DATASET ROWS ▸
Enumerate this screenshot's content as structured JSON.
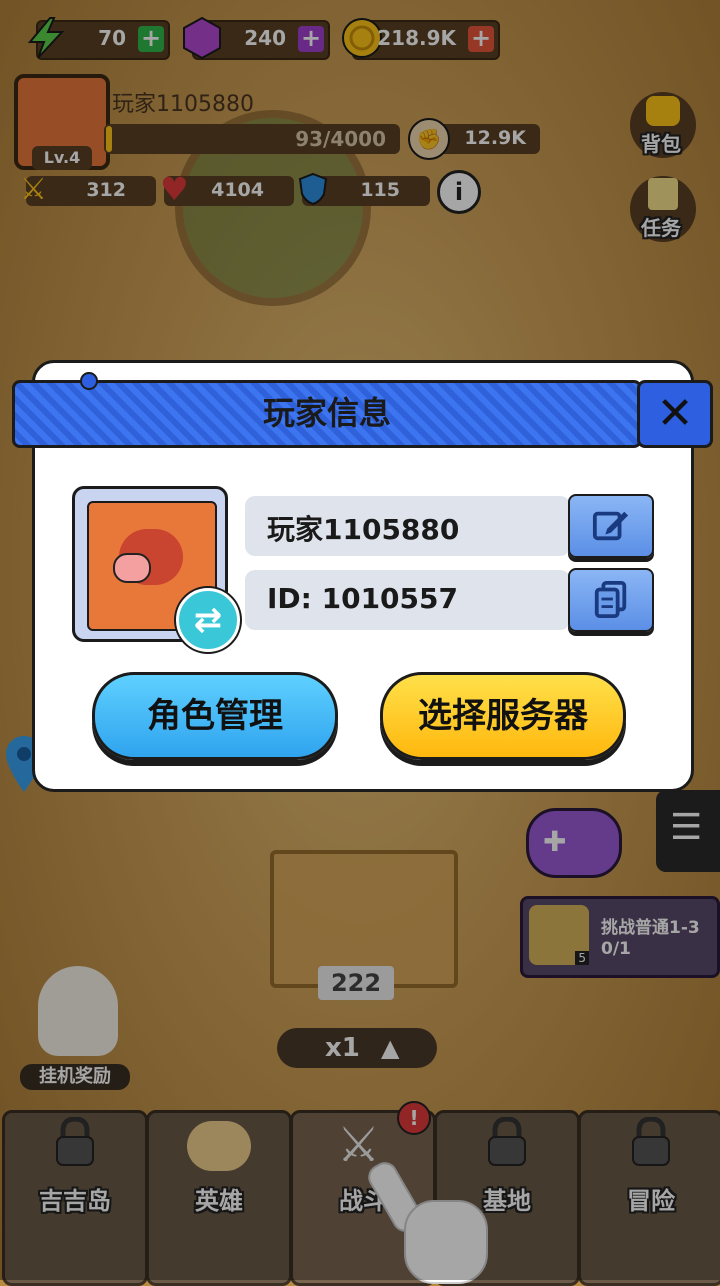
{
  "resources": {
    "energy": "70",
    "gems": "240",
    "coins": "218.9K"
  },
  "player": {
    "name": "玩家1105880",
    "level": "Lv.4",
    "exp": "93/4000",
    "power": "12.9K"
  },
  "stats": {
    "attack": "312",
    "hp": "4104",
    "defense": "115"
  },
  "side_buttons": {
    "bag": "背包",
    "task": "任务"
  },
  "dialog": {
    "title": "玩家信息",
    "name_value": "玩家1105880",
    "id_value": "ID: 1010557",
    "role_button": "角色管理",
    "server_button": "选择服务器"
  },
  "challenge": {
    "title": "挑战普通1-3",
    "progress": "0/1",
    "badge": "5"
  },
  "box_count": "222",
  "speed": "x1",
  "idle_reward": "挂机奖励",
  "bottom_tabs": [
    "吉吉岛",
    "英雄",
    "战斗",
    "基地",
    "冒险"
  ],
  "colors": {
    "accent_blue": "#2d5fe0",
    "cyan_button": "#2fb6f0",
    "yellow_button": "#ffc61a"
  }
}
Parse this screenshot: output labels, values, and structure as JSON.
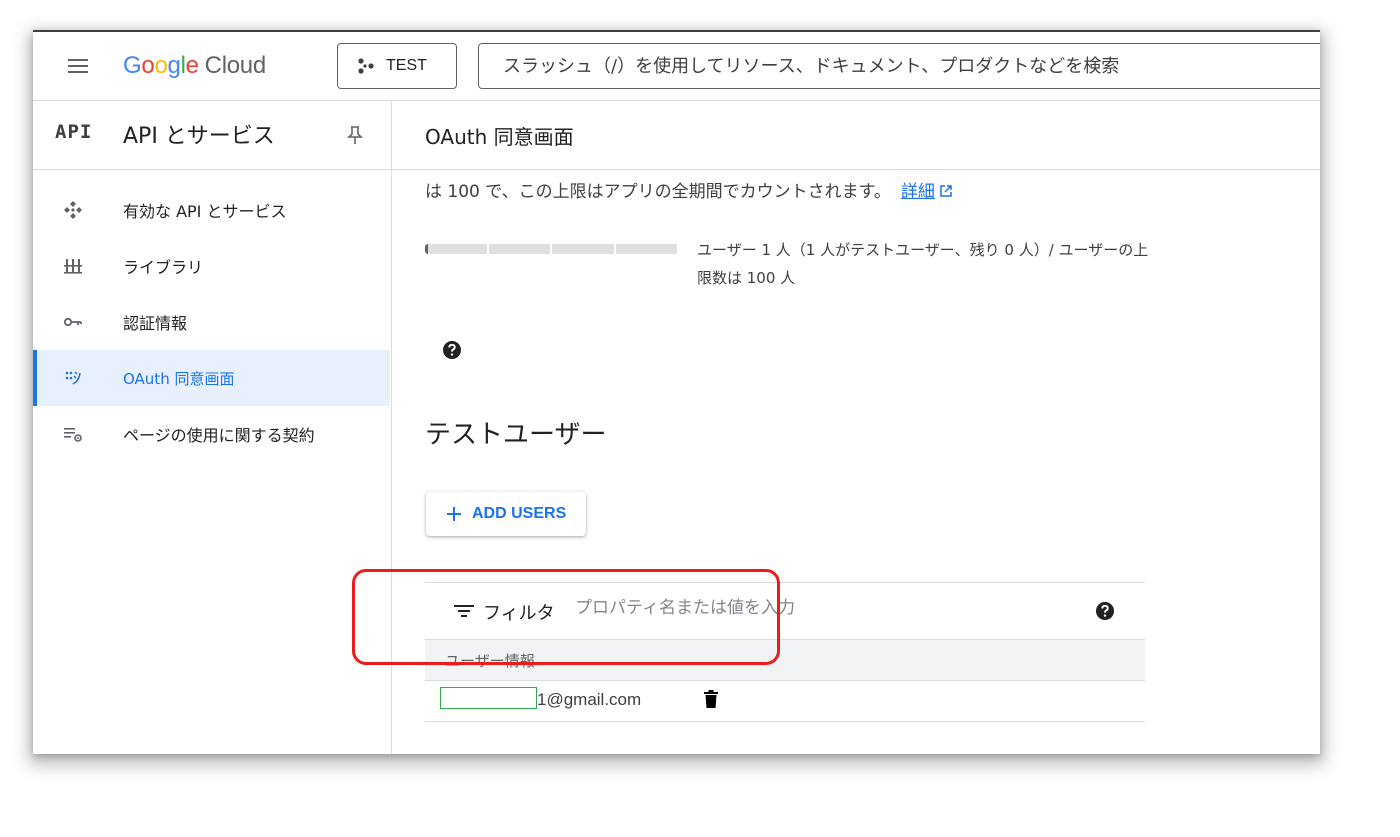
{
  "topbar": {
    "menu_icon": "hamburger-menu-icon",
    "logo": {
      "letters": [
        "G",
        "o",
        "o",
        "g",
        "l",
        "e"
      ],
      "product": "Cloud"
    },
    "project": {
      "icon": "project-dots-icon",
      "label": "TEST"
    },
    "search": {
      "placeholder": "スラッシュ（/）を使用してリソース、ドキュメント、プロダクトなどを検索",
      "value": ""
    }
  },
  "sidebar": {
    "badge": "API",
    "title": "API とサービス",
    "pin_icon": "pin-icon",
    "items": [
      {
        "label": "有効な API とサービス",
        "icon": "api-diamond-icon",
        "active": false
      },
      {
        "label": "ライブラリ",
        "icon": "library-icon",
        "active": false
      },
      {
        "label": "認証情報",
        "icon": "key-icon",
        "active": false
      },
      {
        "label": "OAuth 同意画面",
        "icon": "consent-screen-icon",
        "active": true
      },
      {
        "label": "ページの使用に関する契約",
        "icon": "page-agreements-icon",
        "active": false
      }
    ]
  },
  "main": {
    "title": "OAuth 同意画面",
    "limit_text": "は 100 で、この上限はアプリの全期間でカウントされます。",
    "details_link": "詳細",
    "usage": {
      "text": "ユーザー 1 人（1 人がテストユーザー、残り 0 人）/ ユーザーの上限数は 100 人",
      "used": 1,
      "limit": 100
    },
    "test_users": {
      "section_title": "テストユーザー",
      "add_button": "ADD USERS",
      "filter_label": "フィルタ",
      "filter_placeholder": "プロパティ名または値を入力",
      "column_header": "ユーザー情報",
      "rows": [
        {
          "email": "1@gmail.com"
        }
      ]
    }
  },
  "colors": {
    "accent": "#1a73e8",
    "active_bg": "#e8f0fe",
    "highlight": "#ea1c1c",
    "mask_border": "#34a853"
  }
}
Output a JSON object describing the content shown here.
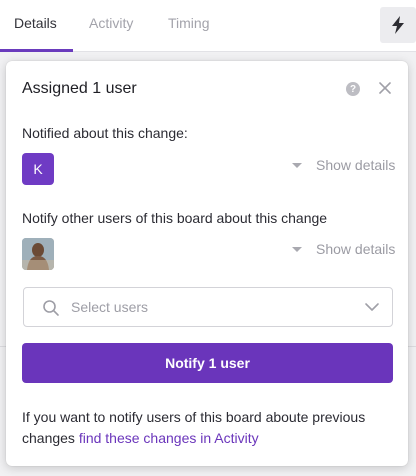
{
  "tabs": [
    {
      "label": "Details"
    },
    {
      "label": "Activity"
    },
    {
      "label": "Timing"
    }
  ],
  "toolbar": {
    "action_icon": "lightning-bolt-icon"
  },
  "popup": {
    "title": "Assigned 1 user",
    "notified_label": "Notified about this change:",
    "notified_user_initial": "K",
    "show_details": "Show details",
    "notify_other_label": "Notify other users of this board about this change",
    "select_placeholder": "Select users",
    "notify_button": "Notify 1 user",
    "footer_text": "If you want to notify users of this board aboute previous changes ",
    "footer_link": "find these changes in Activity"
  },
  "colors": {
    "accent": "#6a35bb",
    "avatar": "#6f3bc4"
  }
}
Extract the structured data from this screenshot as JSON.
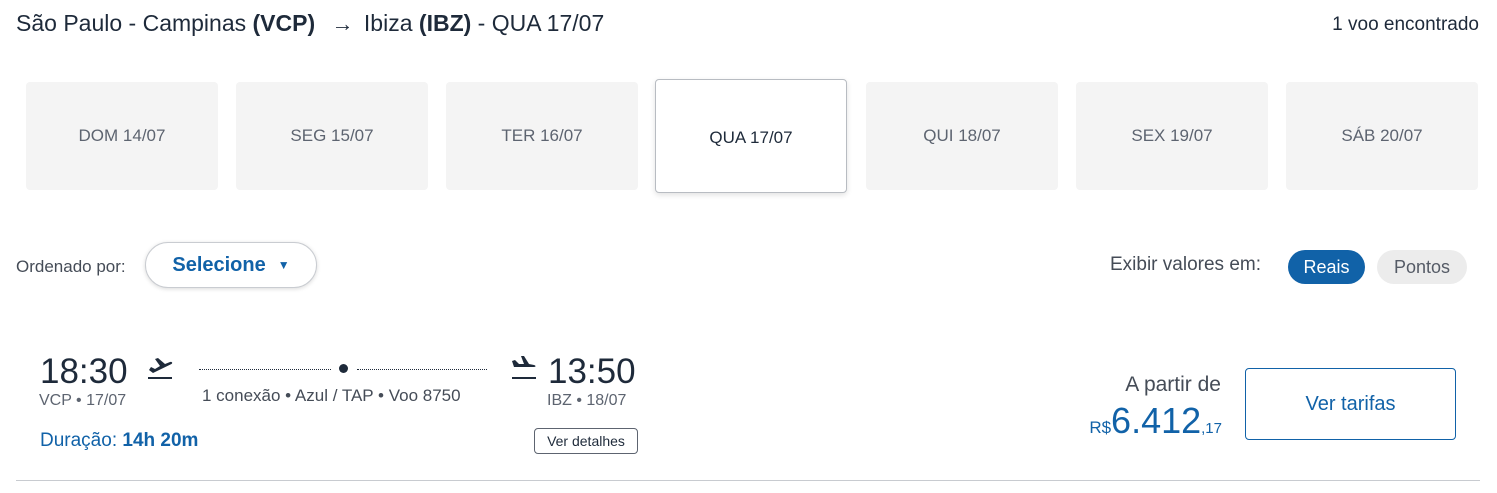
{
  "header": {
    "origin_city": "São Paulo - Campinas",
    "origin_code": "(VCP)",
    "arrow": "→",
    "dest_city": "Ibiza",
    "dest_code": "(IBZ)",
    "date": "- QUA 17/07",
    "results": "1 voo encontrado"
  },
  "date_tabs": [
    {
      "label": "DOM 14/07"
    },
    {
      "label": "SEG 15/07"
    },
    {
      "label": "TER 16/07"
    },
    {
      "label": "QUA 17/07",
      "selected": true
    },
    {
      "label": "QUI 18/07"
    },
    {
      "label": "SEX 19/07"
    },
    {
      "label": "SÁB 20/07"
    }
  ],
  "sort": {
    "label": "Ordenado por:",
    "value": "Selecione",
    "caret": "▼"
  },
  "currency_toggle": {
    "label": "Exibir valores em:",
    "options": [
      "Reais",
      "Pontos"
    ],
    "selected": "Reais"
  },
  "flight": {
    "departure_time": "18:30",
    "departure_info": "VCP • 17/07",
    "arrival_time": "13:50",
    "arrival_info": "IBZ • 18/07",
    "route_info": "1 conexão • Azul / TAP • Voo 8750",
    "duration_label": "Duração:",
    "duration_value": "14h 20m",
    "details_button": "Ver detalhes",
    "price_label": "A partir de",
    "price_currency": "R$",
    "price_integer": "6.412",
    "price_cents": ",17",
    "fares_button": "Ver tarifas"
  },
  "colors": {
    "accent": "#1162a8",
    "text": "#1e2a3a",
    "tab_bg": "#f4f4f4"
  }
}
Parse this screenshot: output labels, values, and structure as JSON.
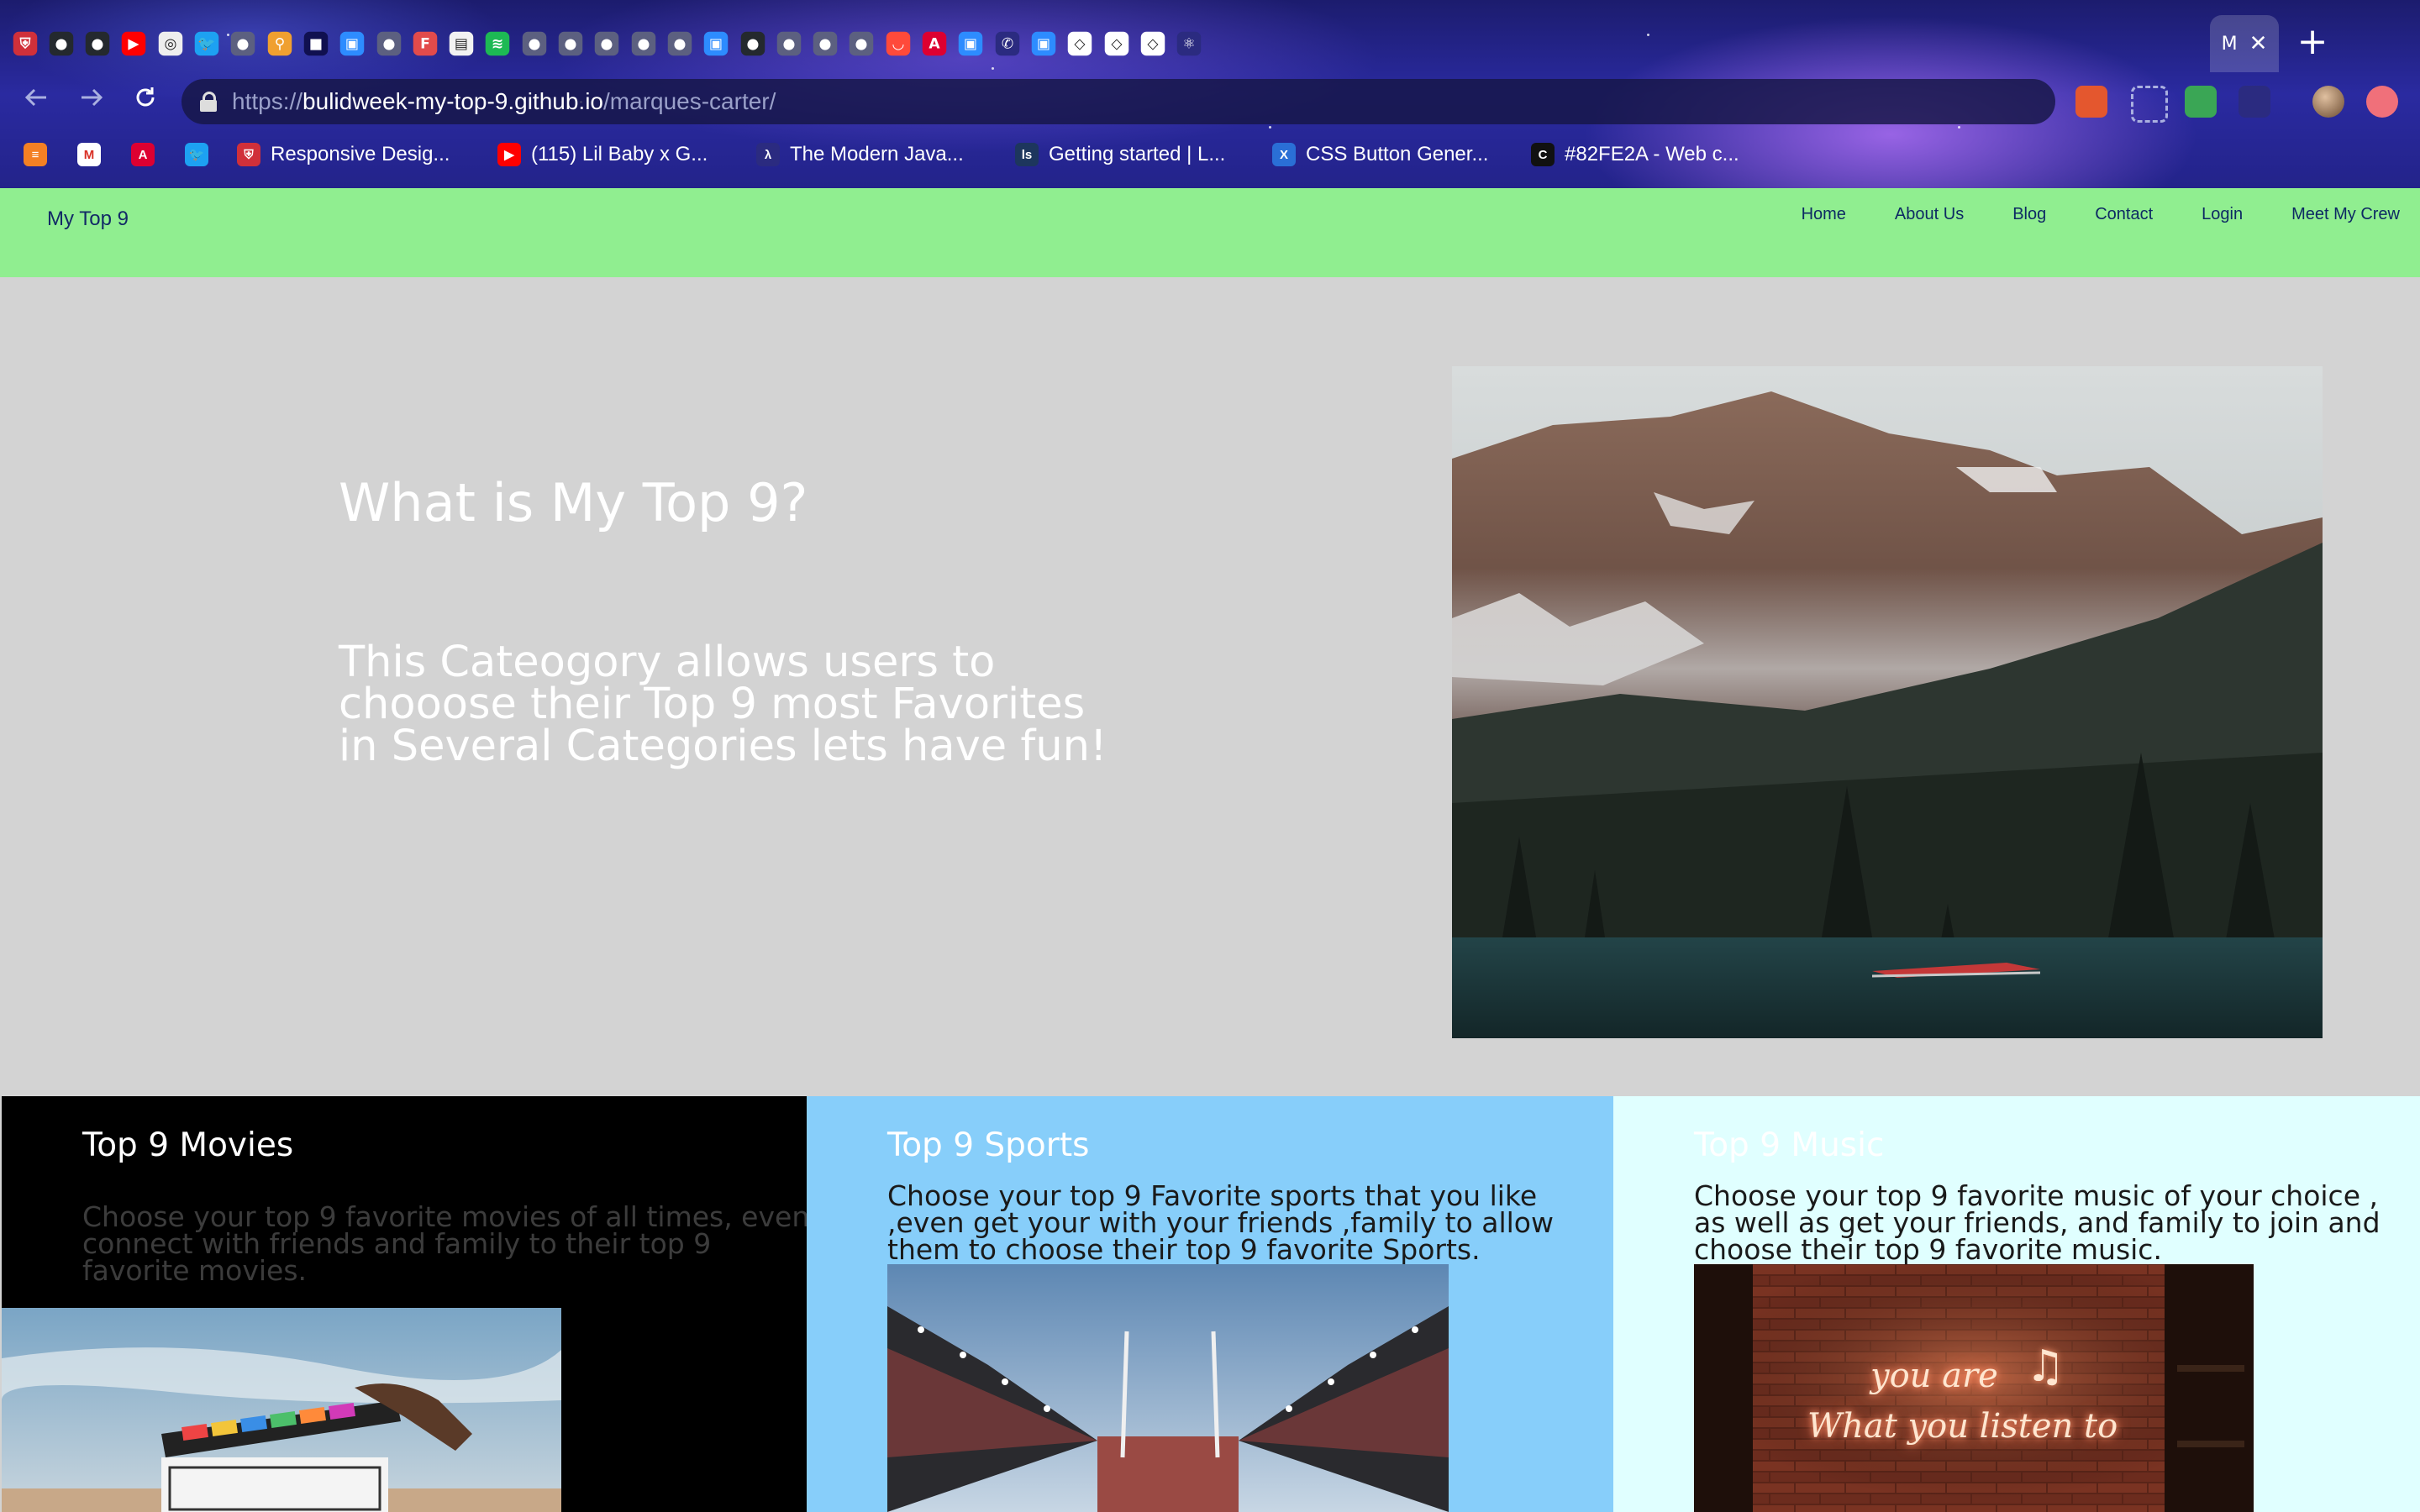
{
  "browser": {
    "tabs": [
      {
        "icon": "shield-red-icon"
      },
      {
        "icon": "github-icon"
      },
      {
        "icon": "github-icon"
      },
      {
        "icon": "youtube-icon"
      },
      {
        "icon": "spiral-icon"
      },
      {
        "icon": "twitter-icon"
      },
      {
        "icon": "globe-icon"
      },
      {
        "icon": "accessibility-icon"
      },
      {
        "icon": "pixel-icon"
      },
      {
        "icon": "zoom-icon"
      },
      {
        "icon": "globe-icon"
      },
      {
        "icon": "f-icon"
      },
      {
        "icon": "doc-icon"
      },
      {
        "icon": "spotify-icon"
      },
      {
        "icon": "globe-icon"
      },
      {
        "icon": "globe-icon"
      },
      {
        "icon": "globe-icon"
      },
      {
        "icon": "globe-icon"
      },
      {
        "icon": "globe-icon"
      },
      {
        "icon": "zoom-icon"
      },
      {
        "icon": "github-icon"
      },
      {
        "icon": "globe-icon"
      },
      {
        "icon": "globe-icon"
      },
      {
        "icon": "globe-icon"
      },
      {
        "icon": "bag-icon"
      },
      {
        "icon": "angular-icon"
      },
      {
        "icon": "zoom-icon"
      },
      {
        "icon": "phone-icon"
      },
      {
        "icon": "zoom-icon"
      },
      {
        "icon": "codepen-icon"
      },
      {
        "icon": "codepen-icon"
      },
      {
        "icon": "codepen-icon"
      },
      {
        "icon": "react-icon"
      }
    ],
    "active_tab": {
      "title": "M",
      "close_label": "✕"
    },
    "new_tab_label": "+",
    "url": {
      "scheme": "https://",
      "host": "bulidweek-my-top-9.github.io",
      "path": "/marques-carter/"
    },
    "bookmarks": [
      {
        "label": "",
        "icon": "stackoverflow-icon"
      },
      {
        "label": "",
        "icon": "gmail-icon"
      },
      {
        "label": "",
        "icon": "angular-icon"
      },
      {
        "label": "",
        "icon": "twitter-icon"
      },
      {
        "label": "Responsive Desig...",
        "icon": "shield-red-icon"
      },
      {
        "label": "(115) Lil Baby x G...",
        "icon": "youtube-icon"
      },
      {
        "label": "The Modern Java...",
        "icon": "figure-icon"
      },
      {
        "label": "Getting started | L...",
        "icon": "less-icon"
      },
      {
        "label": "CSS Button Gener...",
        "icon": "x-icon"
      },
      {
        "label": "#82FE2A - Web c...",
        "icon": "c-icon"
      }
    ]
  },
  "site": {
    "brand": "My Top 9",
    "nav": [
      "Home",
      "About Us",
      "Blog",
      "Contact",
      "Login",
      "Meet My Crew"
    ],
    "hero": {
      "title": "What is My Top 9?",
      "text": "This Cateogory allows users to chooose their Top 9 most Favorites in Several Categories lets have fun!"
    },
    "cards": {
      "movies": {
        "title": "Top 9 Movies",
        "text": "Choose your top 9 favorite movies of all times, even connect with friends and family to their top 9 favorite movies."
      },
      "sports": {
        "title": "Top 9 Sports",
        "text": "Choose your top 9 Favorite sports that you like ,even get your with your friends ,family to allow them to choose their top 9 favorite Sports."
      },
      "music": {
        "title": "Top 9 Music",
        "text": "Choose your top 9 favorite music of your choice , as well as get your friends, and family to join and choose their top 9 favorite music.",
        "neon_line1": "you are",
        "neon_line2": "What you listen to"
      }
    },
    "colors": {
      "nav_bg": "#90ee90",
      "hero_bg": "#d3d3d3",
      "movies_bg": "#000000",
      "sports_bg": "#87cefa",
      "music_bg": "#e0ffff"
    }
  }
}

WHAT IS ASKED ▸ Of all the lines in the listing above, how many contain the word "family"? Answer with the number alone.

THE REPLY ▸ 3